**Available data:**
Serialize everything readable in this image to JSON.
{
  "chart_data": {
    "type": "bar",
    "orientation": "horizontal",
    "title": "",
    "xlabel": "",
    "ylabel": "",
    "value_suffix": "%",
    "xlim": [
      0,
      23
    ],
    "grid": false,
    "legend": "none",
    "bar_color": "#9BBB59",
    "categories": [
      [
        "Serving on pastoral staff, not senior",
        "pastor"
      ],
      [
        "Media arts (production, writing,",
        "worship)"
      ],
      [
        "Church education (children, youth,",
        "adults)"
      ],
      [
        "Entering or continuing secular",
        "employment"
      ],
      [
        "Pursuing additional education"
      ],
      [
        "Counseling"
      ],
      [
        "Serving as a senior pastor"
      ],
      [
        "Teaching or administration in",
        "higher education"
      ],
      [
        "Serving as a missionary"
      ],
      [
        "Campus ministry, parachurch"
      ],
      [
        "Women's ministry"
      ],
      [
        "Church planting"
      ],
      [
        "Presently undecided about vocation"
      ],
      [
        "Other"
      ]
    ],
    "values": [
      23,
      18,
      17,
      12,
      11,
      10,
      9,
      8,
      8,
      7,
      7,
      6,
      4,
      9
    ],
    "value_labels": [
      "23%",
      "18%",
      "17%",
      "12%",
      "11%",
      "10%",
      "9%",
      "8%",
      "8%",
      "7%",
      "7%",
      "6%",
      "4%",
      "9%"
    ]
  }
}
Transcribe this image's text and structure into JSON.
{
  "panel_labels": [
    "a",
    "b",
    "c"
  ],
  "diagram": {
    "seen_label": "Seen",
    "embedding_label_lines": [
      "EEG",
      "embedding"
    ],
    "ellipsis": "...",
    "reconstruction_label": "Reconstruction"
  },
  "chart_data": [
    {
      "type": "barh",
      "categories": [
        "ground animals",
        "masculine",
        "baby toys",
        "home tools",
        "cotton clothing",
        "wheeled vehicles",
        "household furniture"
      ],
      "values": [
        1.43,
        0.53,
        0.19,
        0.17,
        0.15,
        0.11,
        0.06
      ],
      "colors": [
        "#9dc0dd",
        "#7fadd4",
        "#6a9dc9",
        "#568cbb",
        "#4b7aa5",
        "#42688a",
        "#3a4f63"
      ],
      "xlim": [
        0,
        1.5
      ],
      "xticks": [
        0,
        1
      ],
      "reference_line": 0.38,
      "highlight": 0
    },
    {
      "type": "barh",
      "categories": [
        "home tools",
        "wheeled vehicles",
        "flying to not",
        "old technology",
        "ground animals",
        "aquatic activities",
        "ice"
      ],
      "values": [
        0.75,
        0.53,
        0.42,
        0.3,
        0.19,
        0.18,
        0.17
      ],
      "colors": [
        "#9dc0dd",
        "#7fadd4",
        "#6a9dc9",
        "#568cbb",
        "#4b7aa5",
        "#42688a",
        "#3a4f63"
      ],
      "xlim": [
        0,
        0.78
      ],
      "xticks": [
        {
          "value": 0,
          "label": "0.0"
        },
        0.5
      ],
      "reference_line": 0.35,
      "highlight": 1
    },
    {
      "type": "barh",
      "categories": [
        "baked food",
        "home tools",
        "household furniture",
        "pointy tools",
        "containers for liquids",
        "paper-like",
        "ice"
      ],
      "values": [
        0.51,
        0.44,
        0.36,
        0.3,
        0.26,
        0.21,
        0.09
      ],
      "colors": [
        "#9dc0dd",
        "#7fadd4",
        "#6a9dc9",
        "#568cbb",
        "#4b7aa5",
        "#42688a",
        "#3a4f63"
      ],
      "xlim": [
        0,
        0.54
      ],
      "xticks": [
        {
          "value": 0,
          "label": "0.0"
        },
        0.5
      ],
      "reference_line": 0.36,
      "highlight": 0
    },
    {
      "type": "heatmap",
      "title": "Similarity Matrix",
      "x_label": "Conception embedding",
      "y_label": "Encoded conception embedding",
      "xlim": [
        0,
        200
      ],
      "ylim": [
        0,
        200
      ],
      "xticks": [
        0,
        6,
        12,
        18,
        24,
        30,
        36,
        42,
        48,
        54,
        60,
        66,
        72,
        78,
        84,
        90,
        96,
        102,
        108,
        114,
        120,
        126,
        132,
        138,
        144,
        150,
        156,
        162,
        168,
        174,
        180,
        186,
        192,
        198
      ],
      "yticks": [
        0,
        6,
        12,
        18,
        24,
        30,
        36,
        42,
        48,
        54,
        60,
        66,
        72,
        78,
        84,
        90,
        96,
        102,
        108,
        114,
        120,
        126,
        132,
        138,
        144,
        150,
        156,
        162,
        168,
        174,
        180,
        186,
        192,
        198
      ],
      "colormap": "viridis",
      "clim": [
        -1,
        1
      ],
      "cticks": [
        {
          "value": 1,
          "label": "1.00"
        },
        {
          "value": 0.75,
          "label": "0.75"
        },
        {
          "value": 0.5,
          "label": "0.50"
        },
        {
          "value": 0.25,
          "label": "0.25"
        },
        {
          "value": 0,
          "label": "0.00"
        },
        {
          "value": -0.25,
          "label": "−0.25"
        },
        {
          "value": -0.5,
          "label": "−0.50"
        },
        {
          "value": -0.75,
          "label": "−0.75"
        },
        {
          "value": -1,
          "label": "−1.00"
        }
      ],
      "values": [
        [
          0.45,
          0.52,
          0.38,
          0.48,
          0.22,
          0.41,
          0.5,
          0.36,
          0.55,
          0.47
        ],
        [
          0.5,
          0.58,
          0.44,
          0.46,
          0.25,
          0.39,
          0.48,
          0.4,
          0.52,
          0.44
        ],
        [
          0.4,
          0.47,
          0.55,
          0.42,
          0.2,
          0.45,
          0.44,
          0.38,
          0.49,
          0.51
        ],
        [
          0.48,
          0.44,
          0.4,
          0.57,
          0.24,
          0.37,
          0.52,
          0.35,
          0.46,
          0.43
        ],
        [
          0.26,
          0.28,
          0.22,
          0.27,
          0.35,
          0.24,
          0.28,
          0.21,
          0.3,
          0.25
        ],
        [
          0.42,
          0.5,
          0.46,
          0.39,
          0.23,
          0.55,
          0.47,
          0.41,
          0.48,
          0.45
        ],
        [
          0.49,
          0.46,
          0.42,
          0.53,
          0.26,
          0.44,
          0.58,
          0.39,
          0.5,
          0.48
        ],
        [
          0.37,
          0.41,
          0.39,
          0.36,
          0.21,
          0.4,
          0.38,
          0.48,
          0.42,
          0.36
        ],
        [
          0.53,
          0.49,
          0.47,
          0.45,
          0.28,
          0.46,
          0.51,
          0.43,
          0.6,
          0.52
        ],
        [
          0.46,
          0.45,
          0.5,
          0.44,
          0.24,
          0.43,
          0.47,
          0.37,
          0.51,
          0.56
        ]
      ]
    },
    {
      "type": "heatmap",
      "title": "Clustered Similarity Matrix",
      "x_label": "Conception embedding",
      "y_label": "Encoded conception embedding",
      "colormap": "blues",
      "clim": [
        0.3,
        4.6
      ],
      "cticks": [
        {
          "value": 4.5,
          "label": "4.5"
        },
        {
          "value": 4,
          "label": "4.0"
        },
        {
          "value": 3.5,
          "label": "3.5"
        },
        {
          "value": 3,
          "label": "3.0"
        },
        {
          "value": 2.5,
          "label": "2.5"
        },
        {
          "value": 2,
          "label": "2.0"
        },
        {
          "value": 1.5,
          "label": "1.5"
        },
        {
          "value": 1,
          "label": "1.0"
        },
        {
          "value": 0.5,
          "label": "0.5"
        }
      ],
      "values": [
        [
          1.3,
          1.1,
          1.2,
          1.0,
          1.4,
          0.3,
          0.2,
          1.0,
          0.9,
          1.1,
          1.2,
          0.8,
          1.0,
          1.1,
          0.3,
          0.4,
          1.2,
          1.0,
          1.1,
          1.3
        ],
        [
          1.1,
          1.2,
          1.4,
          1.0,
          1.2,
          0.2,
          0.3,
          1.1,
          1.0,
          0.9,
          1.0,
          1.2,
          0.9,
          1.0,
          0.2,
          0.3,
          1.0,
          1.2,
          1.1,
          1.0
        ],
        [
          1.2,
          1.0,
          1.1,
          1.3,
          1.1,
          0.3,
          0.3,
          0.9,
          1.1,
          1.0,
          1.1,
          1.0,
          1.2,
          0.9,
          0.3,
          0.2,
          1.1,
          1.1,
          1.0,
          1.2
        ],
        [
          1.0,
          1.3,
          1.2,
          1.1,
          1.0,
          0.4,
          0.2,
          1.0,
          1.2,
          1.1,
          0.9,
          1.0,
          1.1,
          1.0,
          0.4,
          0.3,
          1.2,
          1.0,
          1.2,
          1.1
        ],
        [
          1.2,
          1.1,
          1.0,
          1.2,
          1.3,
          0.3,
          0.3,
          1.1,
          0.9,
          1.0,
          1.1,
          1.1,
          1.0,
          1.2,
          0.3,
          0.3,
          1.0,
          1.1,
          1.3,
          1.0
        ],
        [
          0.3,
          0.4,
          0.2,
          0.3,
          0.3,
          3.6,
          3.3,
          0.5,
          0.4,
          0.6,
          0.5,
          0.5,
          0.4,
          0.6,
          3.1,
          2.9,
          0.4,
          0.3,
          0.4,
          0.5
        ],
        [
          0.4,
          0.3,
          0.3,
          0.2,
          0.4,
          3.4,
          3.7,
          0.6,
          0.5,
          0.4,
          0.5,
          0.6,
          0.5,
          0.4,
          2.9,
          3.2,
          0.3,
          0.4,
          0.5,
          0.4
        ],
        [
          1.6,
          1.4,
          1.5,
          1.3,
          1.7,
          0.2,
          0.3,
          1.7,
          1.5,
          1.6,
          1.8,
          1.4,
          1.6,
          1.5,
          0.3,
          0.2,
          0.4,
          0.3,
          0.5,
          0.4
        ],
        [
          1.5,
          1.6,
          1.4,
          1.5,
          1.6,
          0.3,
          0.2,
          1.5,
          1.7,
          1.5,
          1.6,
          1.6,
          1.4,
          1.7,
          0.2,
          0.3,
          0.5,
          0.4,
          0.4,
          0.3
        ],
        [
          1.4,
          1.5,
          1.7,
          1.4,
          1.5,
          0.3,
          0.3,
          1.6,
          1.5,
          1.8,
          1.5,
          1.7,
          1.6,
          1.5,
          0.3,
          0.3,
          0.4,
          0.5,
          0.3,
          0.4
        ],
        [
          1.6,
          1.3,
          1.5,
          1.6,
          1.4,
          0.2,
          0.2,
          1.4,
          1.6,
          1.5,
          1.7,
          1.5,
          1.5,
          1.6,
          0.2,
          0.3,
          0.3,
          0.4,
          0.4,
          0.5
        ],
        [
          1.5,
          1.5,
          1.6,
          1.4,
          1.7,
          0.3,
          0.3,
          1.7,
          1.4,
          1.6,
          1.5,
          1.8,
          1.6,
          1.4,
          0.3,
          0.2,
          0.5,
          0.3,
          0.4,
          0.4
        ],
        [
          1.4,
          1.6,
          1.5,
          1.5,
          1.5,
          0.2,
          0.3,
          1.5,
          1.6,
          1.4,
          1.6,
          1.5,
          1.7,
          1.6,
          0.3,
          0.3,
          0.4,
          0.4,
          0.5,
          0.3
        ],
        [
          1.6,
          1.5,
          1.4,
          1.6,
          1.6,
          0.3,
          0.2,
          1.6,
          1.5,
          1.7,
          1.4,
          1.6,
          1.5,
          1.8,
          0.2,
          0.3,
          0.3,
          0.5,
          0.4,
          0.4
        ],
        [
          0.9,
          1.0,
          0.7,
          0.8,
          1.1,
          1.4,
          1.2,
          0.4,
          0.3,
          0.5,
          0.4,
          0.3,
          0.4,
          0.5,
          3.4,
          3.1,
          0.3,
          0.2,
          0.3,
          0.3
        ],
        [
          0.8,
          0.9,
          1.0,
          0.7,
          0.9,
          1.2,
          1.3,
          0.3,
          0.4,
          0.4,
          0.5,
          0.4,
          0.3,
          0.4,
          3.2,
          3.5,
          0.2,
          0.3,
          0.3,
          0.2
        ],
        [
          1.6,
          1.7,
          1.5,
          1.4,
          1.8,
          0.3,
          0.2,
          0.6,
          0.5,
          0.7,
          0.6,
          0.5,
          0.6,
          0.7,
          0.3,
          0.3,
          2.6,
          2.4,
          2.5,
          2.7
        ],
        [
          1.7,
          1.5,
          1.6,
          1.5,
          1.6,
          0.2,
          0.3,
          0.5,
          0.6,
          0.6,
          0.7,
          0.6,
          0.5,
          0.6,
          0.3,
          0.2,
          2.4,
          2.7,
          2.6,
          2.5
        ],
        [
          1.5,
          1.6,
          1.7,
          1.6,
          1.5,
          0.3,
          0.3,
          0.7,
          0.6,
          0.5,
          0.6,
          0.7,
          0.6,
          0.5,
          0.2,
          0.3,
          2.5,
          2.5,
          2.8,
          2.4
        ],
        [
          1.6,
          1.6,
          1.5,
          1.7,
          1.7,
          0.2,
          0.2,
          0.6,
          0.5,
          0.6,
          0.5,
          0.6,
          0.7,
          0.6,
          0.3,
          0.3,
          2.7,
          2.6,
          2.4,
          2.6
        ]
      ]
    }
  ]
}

**Exercise details:**
Using the records above, pull out each line where the word "Serving" occurs.

**Result of the task:**
        "Serving on pastoral staff, not senior",
        "Serving as a senior pastor"
        "Serving as a missionary"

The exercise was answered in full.